--- AIM ---
Copy out every line exactly as given.

[Structured figure records]
=-=-=
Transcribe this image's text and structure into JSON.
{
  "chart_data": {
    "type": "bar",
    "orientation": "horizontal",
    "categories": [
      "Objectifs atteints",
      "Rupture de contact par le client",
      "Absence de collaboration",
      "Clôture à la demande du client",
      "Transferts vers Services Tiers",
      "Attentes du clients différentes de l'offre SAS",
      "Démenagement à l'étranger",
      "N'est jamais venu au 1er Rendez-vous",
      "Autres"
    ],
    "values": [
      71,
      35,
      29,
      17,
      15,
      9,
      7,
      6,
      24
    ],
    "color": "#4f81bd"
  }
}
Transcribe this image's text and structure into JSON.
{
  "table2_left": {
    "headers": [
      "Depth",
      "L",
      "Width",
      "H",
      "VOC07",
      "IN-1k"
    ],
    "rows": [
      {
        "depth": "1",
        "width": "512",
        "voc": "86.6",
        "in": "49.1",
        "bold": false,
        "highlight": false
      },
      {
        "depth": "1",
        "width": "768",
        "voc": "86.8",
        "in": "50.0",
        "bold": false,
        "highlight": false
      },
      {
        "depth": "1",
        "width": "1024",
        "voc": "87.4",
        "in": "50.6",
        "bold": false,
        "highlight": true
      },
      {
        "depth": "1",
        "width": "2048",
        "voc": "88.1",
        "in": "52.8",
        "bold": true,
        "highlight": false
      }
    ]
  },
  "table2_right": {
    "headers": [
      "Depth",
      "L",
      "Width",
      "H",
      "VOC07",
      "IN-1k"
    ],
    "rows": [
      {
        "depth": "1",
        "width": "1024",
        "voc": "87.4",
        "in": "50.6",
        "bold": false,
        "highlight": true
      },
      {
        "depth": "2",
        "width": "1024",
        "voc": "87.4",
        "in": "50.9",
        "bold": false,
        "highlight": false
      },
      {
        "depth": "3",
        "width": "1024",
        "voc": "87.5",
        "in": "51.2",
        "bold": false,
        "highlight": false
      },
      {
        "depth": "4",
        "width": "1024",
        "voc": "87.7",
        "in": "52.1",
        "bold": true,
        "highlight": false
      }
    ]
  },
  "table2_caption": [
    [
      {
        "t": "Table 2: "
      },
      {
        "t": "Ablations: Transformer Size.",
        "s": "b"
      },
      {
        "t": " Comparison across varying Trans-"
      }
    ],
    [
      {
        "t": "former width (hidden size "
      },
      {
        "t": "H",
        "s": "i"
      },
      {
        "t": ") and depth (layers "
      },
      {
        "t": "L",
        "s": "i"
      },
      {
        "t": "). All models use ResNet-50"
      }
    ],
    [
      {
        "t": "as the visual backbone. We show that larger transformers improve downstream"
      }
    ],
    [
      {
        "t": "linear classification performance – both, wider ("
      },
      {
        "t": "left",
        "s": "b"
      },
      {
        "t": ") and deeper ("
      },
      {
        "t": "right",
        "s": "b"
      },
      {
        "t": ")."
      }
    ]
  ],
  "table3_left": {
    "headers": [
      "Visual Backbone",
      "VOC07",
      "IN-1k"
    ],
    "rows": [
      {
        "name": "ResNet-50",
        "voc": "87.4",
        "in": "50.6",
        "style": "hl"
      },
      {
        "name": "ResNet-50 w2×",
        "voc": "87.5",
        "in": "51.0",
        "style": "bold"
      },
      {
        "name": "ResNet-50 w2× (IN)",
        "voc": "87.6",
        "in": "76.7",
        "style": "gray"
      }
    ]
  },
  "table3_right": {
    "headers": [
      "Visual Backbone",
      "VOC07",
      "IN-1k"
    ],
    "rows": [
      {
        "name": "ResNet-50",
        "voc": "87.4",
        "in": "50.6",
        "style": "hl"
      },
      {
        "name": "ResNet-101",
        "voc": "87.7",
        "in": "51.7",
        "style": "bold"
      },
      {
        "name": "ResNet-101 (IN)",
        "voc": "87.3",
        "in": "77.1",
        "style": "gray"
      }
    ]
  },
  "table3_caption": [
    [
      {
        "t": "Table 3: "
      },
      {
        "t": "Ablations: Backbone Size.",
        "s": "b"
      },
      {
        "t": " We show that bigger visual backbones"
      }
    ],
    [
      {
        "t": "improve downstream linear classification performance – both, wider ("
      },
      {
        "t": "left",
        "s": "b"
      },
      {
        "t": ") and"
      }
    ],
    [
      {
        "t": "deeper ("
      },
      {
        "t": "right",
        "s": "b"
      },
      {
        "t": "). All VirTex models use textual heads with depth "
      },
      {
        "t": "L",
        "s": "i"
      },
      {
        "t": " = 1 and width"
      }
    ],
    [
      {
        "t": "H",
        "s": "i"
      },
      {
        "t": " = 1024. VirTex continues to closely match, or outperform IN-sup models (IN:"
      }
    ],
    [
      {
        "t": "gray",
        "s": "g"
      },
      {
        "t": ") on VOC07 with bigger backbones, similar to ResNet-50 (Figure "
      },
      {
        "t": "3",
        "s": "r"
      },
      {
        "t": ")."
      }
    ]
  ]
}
=-=-=
--- CORRECT RESPONSE ---
Transcribe this image's text and structure into JSON.
{
  "chart_data": {
    "type": "bar",
    "orientation": "horizontal",
    "categories": [
      "Objectifs atteints",
      "Rupture de contact par le client",
      "Absence de collaboration",
      "Clôture à la demande du client",
      "Transferts vers Services Tiers",
      "Attentes du clients différentes de l'offre SAS",
      "Démenagement à l'étranger",
      "N'est jamais venu au 1er Rendez-vous",
      "Autres"
    ],
    "values": [
      71,
      35,
      29,
      17,
      15,
      9,
      7,
      6,
      24
    ],
    "color": "#4f81bd"
  }
}
Transcribe this image's text and structure into JSON.
{
  "table2_left": {
    "headers": [
      "Depth",
      "L",
      "Width",
      "H",
      "VOC07",
      "IN-1k"
    ],
    "rows": [
      {
        "depth": "1",
        "width": "512",
        "voc": "86.6",
        "in": "49.1",
        "bold": false,
        "highlight": false
      },
      {
        "depth": "1",
        "width": "768",
        "voc": "86.8",
        "in": "50.0",
        "bold": false,
        "highlight": false
      },
      {
        "depth": "1",
        "width": "1024",
        "voc": "87.4",
        "in": "50.6",
        "bold": false,
        "highlight": true
      },
      {
        "depth": "1",
        "width": "2048",
        "voc": "88.1",
        "in": "52.8",
        "bold": true,
        "highlight": false
      }
    ]
  },
  "table2_right": {
    "headers": [
      "Depth",
      "L",
      "Width",
      "H",
      "VOC07",
      "IN-1k"
    ],
    "rows": [
      {
        "depth": "1",
        "width": "1024",
        "voc": "87.4",
        "in": "50.6",
        "bold": false,
        "highlight": true
      },
      {
        "depth": "2",
        "width": "1024",
        "voc": "87.4",
        "in": "50.9",
        "bold": false,
        "highlight": false
      },
      {
        "depth": "3",
        "width": "1024",
        "voc": "87.5",
        "in": "51.2",
        "bold": false,
        "highlight": false
      },
      {
        "depth": "4",
        "width": "1024",
        "voc": "87.7",
        "in": "52.1",
        "bold": true,
        "highlight": false
      }
    ]
  },
  "table2_caption": [
    [
      {
        "t": "Table 2: "
      },
      {
        "t": "Ablations: Transformer Size.",
        "s": "b"
      },
      {
        "t": " Comparison across varying Trans-"
      }
    ],
    [
      {
        "t": "former width (hidden size "
      },
      {
        "t": "H",
        "s": "i"
      },
      {
        "t": ") and depth (layers "
      },
      {
        "t": "L",
        "s": "i"
      },
      {
        "t": "). All models use ResNet-50"
      }
    ],
    [
      {
        "t": "as the visual backbone. We show that larger transformers improve downstream"
      }
    ],
    [
      {
        "t": "linear classification performance – both, wider ("
      },
      {
        "t": "left",
        "s": "b"
      },
      {
        "t": ") and deeper ("
      },
      {
        "t": "right",
        "s": "b"
      },
      {
        "t": ")."
      }
    ]
  ],
  "table3_left": {
    "headers": [
      "Visual Backbone",
      "VOC07",
      "IN-1k"
    ],
    "rows": [
      {
        "name": "ResNet-50",
        "voc": "87.4",
        "in": "50.6",
        "style": "hl"
      },
      {
        "name": "ResNet-50 w2×",
        "voc": "87.5",
        "in": "51.0",
        "style": "bold"
      },
      {
        "name": "ResNet-50 w2× (IN)",
        "voc": "87.6",
        "in": "76.7",
        "style": "gray"
      }
    ]
  },
  "table3_right": {
    "headers": [
      "Visual Backbone",
      "VOC07",
      "IN-1k"
    ],
    "rows": [
      {
        "name": "ResNet-50",
        "voc": "87.4",
        "in": "50.6",
        "style": "hl"
      },
      {
        "name": "ResNet-101",
        "voc": "87.7",
        "in": "51.7",
        "style": "bold"
      },
      {
        "name": "ResNet-101 (IN)",
        "voc": "87.3",
        "in": "77.1",
        "style": "gray"
      }
    ]
  },
  "table3_caption": [
    [
      {
        "t": "Table 3: "
      },
      {
        "t": "Ablations: Backbone Size.",
        "s": "b"
      },
      {
        "t": " We show that bigger visual backbones"
      }
    ],
    [
      {
        "t": "improve downstream linear classification performance – both, wider ("
      },
      {
        "t": "left",
        "s": "b"
      },
      {
        "t": ") and"
      }
    ],
    [
      {
        "t": "deeper ("
      },
      {
        "t": "right",
        "s": "b"
      },
      {
        "t": "). All VirTex models use textual heads with depth "
      },
      {
        "t": "L",
        "s": "i"
      },
      {
        "t": " = 1 and width"
      }
    ],
    [
      {
        "t": "H",
        "s": "i"
      },
      {
        "t": " = 1024. VirTex continues to closely match, or outperform IN-sup models (IN:"
      }
    ],
    [
      {
        "t": "gray",
        "s": "g"
      },
      {
        "t": ") on VOC07 with bigger backbones, similar to ResNet-50 (Figure "
      },
      {
        "t": "3",
        "s": "r"
      },
      {
        "t": ")."
      }
    ]
  ]
}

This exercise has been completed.